MATERIAL:

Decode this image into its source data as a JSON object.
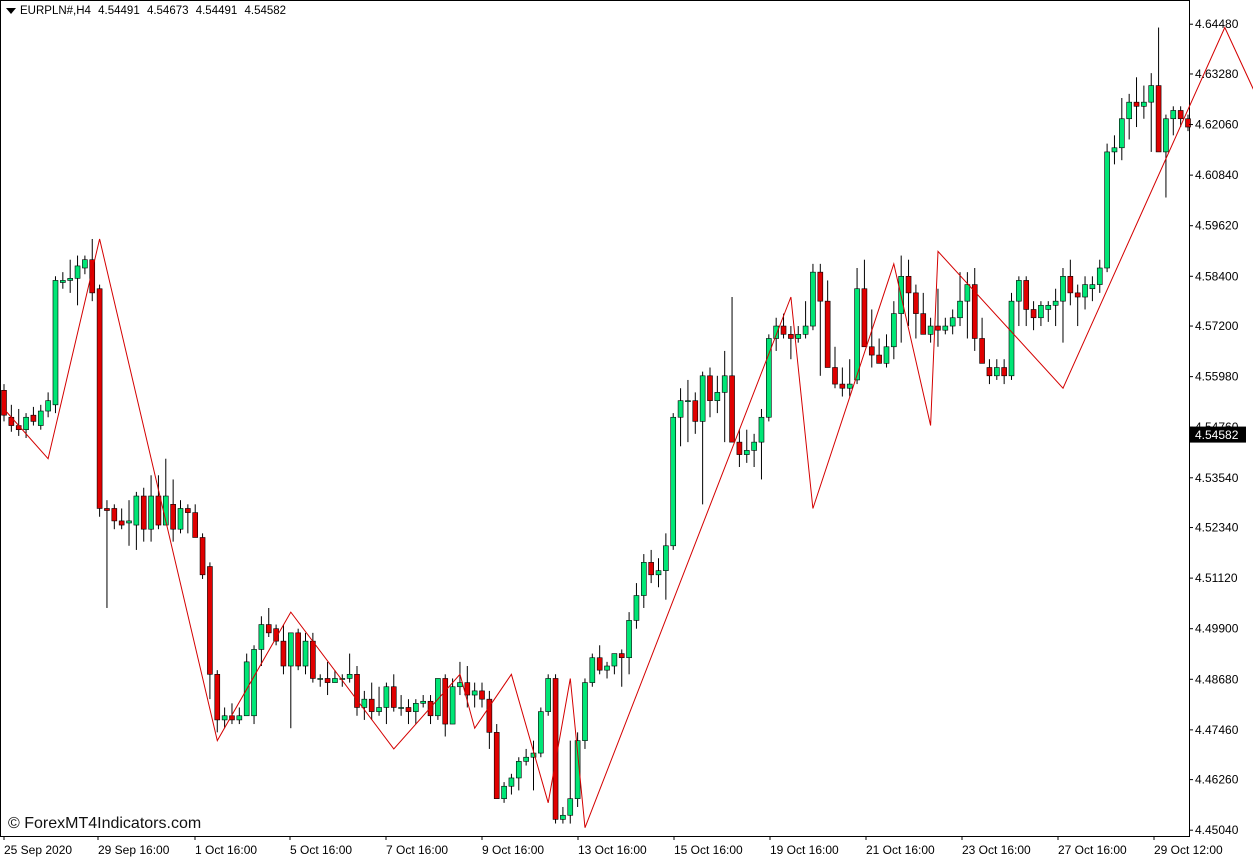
{
  "header": {
    "symbol": "EURPLN#,H4",
    "open": "4.54491",
    "high": "4.54673",
    "low": "4.54491",
    "close": "4.54582"
  },
  "watermark": "© ForexMT4Indicators.com",
  "colors": {
    "bull": "#00e676",
    "bear": "#e00000",
    "wick": "#000000",
    "zigzag": "#d40000",
    "price_tag_bg": "#000000",
    "price_tag_text": "#ffffff"
  },
  "chart_data": {
    "type": "candlestick",
    "ylim": [
      4.449,
      4.6504
    ],
    "y_ticks": [
      "4.64480",
      "4.63280",
      "4.62060",
      "4.60840",
      "4.59620",
      "4.58400",
      "4.57200",
      "4.55980",
      "4.54760",
      "4.53540",
      "4.52340",
      "4.51120",
      "4.49900",
      "4.48680",
      "4.47460",
      "4.46260",
      "4.45040"
    ],
    "x_labels": [
      "25 Sep 2020",
      "29 Sep 16:00",
      "1 Oct 16:00",
      "5 Oct 16:00",
      "7 Oct 16:00",
      "9 Oct 16:00",
      "13 Oct 16:00",
      "15 Oct 16:00",
      "19 Oct 16:00",
      "21 Oct 16:00",
      "23 Oct 16:00",
      "27 Oct 16:00",
      "29 Oct 12:00"
    ],
    "current_price": "4.54582",
    "candles": [
      [
        4.5565,
        4.558,
        4.549,
        4.5505
      ],
      [
        4.55,
        4.553,
        4.5465,
        4.548
      ],
      [
        4.548,
        4.552,
        4.5455,
        4.547
      ],
      [
        4.547,
        4.551,
        4.545,
        4.55
      ],
      [
        4.5505,
        4.5525,
        4.548,
        4.549
      ],
      [
        4.548,
        4.553,
        4.547,
        4.5515
      ],
      [
        4.5515,
        4.556,
        4.55,
        4.554
      ],
      [
        4.553,
        4.584,
        4.551,
        4.583
      ],
      [
        4.5825,
        4.585,
        4.581,
        4.583
      ],
      [
        4.583,
        4.588,
        4.58,
        4.5835
      ],
      [
        4.5835,
        4.589,
        4.577,
        4.5865
      ],
      [
        4.586,
        4.589,
        4.5845,
        4.588
      ],
      [
        4.588,
        4.593,
        4.578,
        4.58
      ],
      [
        4.581,
        4.582,
        4.526,
        4.528
      ],
      [
        4.528,
        4.53,
        4.504,
        4.5275
      ],
      [
        4.528,
        4.529,
        4.523,
        4.525
      ],
      [
        4.525,
        4.528,
        4.523,
        4.524
      ],
      [
        4.5245,
        4.53,
        4.519,
        4.525
      ],
      [
        4.524,
        4.532,
        4.518,
        4.531
      ],
      [
        4.531,
        4.533,
        4.52,
        4.523
      ],
      [
        4.523,
        4.536,
        4.52,
        4.531
      ],
      [
        4.531,
        4.536,
        4.523,
        4.524
      ],
      [
        4.524,
        4.54,
        4.524,
        4.531
      ],
      [
        4.529,
        4.535,
        4.52,
        4.523
      ],
      [
        4.523,
        4.53,
        4.522,
        4.528
      ],
      [
        4.528,
        4.529,
        4.522,
        4.527
      ],
      [
        4.527,
        4.529,
        4.521,
        4.521
      ],
      [
        4.521,
        4.522,
        4.511,
        4.512
      ],
      [
        4.514,
        4.515,
        4.482,
        4.488
      ],
      [
        4.488,
        4.489,
        4.474,
        4.477
      ],
      [
        4.477,
        4.48,
        4.475,
        4.478
      ],
      [
        4.478,
        4.481,
        4.476,
        4.477
      ],
      [
        4.477,
        4.48,
        4.476,
        4.478
      ],
      [
        4.478,
        4.493,
        4.478,
        4.491
      ],
      [
        4.478,
        4.495,
        4.476,
        4.494
      ],
      [
        4.494,
        4.502,
        4.49,
        4.5
      ],
      [
        4.5,
        4.504,
        4.497,
        4.498
      ],
      [
        4.499,
        4.5,
        4.495,
        4.496
      ],
      [
        4.496,
        4.5,
        4.488,
        4.49
      ],
      [
        4.49,
        4.498,
        4.475,
        4.498
      ],
      [
        4.498,
        4.499,
        4.489,
        4.49
      ],
      [
        4.49,
        4.498,
        4.488,
        4.496
      ],
      [
        4.496,
        4.498,
        4.486,
        4.487
      ],
      [
        4.487,
        4.488,
        4.485,
        4.487
      ],
      [
        4.487,
        4.491,
        4.483,
        4.486
      ],
      [
        4.486,
        4.489,
        4.486,
        4.487
      ],
      [
        4.487,
        4.488,
        4.485,
        4.487
      ],
      [
        4.487,
        4.493,
        4.486,
        4.488
      ],
      [
        4.488,
        4.49,
        4.478,
        4.48
      ],
      [
        4.48,
        4.484,
        4.477,
        4.482
      ],
      [
        4.482,
        4.486,
        4.477,
        4.479
      ],
      [
        4.479,
        4.485,
        4.478,
        4.48
      ],
      [
        4.48,
        4.486,
        4.476,
        4.485
      ],
      [
        4.485,
        4.488,
        4.479,
        4.48
      ],
      [
        4.48,
        4.483,
        4.478,
        4.48
      ],
      [
        4.48,
        4.482,
        4.476,
        4.479
      ],
      [
        4.479,
        4.482,
        4.476,
        4.481
      ],
      [
        4.481,
        4.483,
        4.48,
        4.4815
      ],
      [
        4.4815,
        4.483,
        4.476,
        4.478
      ],
      [
        4.478,
        4.487,
        4.477,
        4.487
      ],
      [
        4.487,
        4.488,
        4.473,
        4.476
      ],
      [
        4.476,
        4.487,
        4.476,
        4.485
      ],
      [
        4.485,
        4.491,
        4.483,
        4.486
      ],
      [
        4.486,
        4.49,
        4.48,
        4.483
      ],
      [
        4.483,
        4.486,
        4.48,
        4.484
      ],
      [
        4.484,
        4.486,
        4.48,
        4.482
      ],
      [
        4.482,
        4.484,
        4.47,
        4.474
      ],
      [
        4.474,
        4.476,
        4.458,
        4.458
      ],
      [
        4.458,
        4.462,
        4.457,
        4.461
      ],
      [
        4.461,
        4.464,
        4.459,
        4.463
      ],
      [
        4.463,
        4.468,
        4.46,
        4.467
      ],
      [
        4.467,
        4.47,
        4.466,
        4.468
      ],
      [
        4.468,
        4.472,
        4.46,
        4.469
      ],
      [
        4.469,
        4.48,
        4.468,
        4.479
      ],
      [
        4.479,
        4.488,
        4.478,
        4.487
      ],
      [
        4.487,
        4.488,
        4.452,
        4.453
      ],
      [
        4.453,
        4.456,
        4.452,
        4.454
      ],
      [
        4.454,
        4.472,
        4.452,
        4.458
      ],
      [
        4.458,
        4.474,
        4.456,
        4.472
      ],
      [
        4.472,
        4.487,
        4.47,
        4.486
      ],
      [
        4.486,
        4.493,
        4.485,
        4.492
      ],
      [
        4.492,
        4.495,
        4.488,
        4.489
      ],
      [
        4.489,
        4.491,
        4.487,
        4.49
      ],
      [
        4.49,
        4.493,
        4.488,
        4.493
      ],
      [
        4.493,
        4.494,
        4.485,
        4.492
      ],
      [
        4.492,
        4.503,
        4.488,
        4.501
      ],
      [
        4.501,
        4.51,
        4.499,
        4.507
      ],
      [
        4.507,
        4.517,
        4.504,
        4.515
      ],
      [
        4.515,
        4.518,
        4.51,
        4.512
      ],
      [
        4.512,
        4.516,
        4.509,
        4.513
      ],
      [
        4.513,
        4.522,
        4.506,
        4.519
      ],
      [
        4.519,
        4.551,
        4.518,
        4.55
      ],
      [
        4.55,
        4.557,
        4.543,
        4.554
      ],
      [
        4.554,
        4.559,
        4.544,
        4.554
      ],
      [
        4.554,
        4.556,
        4.546,
        4.549
      ],
      [
        4.549,
        4.561,
        4.529,
        4.56
      ],
      [
        4.56,
        4.562,
        4.55,
        4.554
      ],
      [
        4.554,
        4.56,
        4.551,
        4.556
      ],
      [
        4.556,
        4.566,
        4.544,
        4.56
      ],
      [
        4.56,
        4.579,
        4.545,
        4.544
      ],
      [
        4.544,
        4.547,
        4.538,
        4.541
      ],
      [
        4.541,
        4.547,
        4.539,
        4.542
      ],
      [
        4.542,
        4.546,
        4.538,
        4.544
      ],
      [
        4.544,
        4.552,
        4.535,
        4.55
      ],
      [
        4.55,
        4.57,
        4.549,
        4.569
      ],
      [
        4.569,
        4.574,
        4.566,
        4.572
      ],
      [
        4.572,
        4.575,
        4.569,
        4.57
      ],
      [
        4.57,
        4.572,
        4.564,
        4.569
      ],
      [
        4.569,
        4.572,
        4.568,
        4.57
      ],
      [
        4.57,
        4.578,
        4.569,
        4.572
      ],
      [
        4.572,
        4.587,
        4.571,
        4.585
      ],
      [
        4.585,
        4.587,
        4.56,
        4.578
      ],
      [
        4.578,
        4.583,
        4.562,
        4.562
      ],
      [
        4.562,
        4.567,
        4.557,
        4.558
      ],
      [
        4.558,
        4.562,
        4.555,
        4.557
      ],
      [
        4.557,
        4.564,
        4.555,
        4.558
      ],
      [
        4.559,
        4.586,
        4.558,
        4.581
      ],
      [
        4.581,
        4.588,
        4.567,
        4.567
      ],
      [
        4.567,
        4.576,
        4.562,
        4.565
      ],
      [
        4.565,
        4.569,
        4.563,
        4.563
      ],
      [
        4.563,
        4.57,
        4.562,
        4.567
      ],
      [
        4.567,
        4.578,
        4.564,
        4.575
      ],
      [
        4.575,
        4.589,
        4.568,
        4.584
      ],
      [
        4.584,
        4.588,
        4.572,
        4.58
      ],
      [
        4.58,
        4.582,
        4.569,
        4.575
      ],
      [
        4.575,
        4.58,
        4.57,
        4.57
      ],
      [
        4.57,
        4.574,
        4.568,
        4.572
      ],
      [
        4.572,
        4.581,
        4.567,
        4.571
      ],
      [
        4.571,
        4.574,
        4.57,
        4.572
      ],
      [
        4.572,
        4.576,
        4.57,
        4.574
      ],
      [
        4.574,
        4.585,
        4.572,
        4.578
      ],
      [
        4.578,
        4.585,
        4.569,
        4.582
      ],
      [
        4.582,
        4.586,
        4.566,
        4.569
      ],
      [
        4.569,
        4.574,
        4.564,
        4.563
      ],
      [
        4.562,
        4.564,
        4.558,
        4.56
      ],
      [
        4.56,
        4.564,
        4.559,
        4.562
      ],
      [
        4.562,
        4.564,
        4.558,
        4.56
      ],
      [
        4.56,
        4.58,
        4.559,
        4.578
      ],
      [
        4.578,
        4.584,
        4.572,
        4.583
      ],
      [
        4.583,
        4.584,
        4.572,
        4.576
      ],
      [
        4.576,
        4.578,
        4.571,
        4.574
      ],
      [
        4.574,
        4.578,
        4.572,
        4.577
      ],
      [
        4.576,
        4.578,
        4.573,
        4.577
      ],
      [
        4.577,
        4.581,
        4.572,
        4.578
      ],
      [
        4.578,
        4.586,
        4.568,
        4.584
      ],
      [
        4.584,
        4.588,
        4.577,
        4.58
      ],
      [
        4.58,
        4.582,
        4.572,
        4.579
      ],
      [
        4.579,
        4.584,
        4.576,
        4.582
      ],
      [
        4.581,
        4.584,
        4.578,
        4.582
      ],
      [
        4.582,
        4.588,
        4.58,
        4.586
      ],
      [
        4.586,
        4.616,
        4.585,
        4.614
      ],
      [
        4.614,
        4.618,
        4.611,
        4.615
      ],
      [
        4.615,
        4.627,
        4.612,
        4.622
      ],
      [
        4.622,
        4.628,
        4.617,
        4.626
      ],
      [
        4.626,
        4.632,
        4.62,
        4.625
      ],
      [
        4.625,
        4.63,
        4.622,
        4.626
      ],
      [
        4.626,
        4.633,
        4.614,
        4.63
      ],
      [
        4.63,
        4.644,
        4.618,
        4.614
      ],
      [
        4.614,
        4.623,
        4.603,
        4.622
      ],
      [
        4.622,
        4.625,
        4.618,
        4.624
      ],
      [
        4.624,
        4.625,
        4.62,
        4.622
      ],
      [
        4.622,
        4.623,
        4.619,
        4.62
      ]
    ],
    "zigzag": [
      [
        0,
        4.552
      ],
      [
        6,
        4.54
      ],
      [
        13,
        4.593
      ],
      [
        29,
        4.472
      ],
      [
        39,
        4.503
      ],
      [
        53,
        4.47
      ],
      [
        62,
        4.488
      ],
      [
        64,
        4.475
      ],
      [
        69,
        4.488
      ],
      [
        74,
        4.457
      ],
      [
        77,
        4.487
      ],
      [
        79,
        4.451
      ],
      [
        107,
        4.579
      ],
      [
        110,
        4.528
      ],
      [
        121,
        4.587
      ],
      [
        126,
        4.548
      ],
      [
        127,
        4.59
      ],
      [
        144,
        4.557
      ],
      [
        166,
        4.644
      ],
      [
        172,
        4.621
      ]
    ]
  }
}
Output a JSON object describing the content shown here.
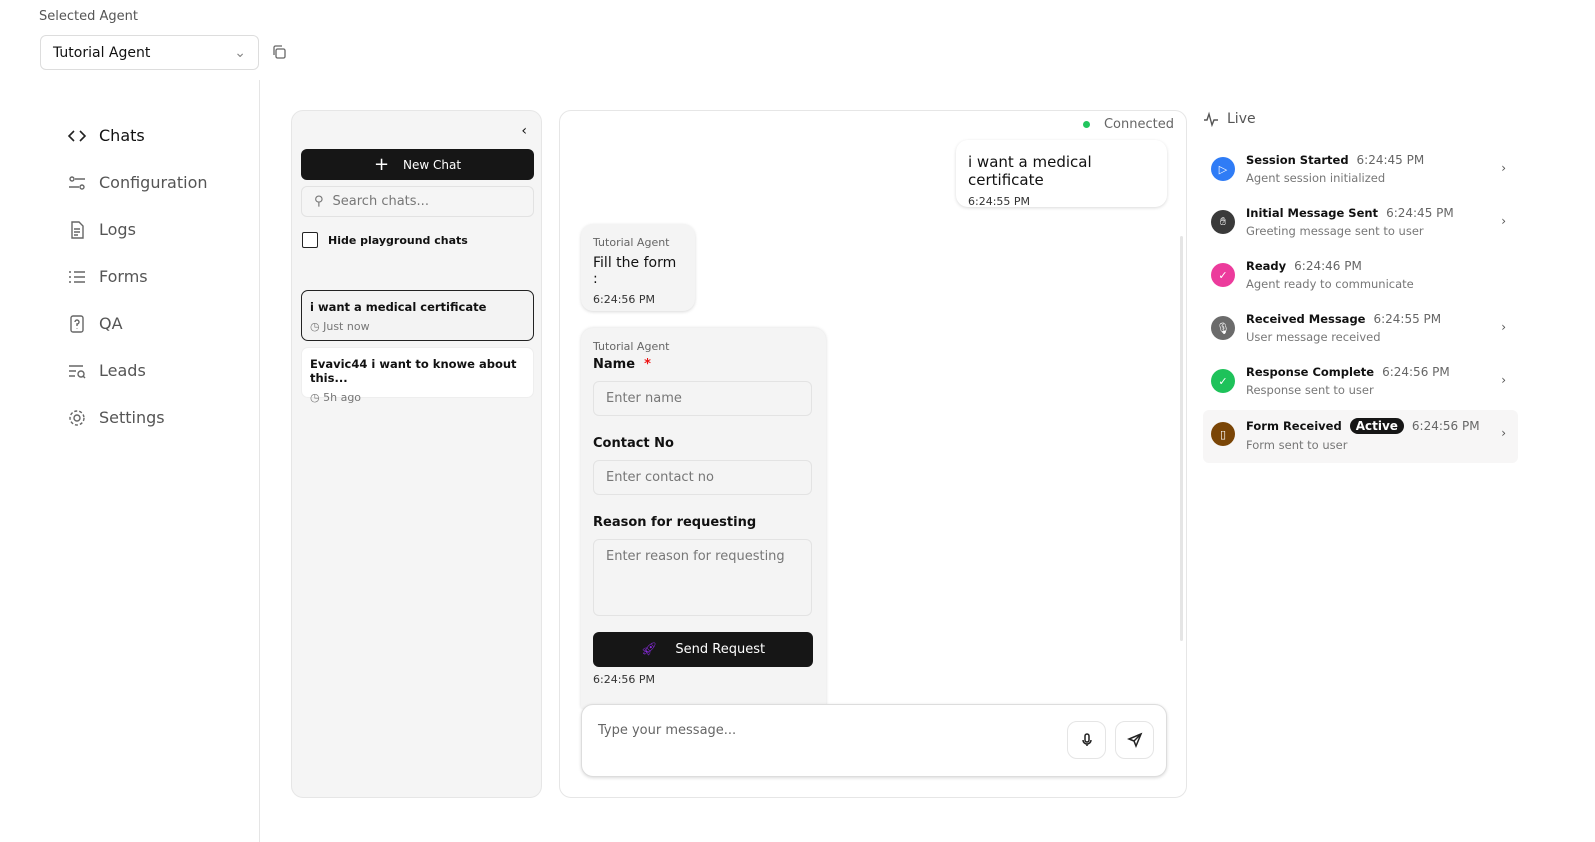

REQUEST:
Identify the lines of the data that contain the word "JSON". Copy each of them.

REPLY:
Decode this image into its source data as a JSON object.
Output a JSON object describing the content shown here.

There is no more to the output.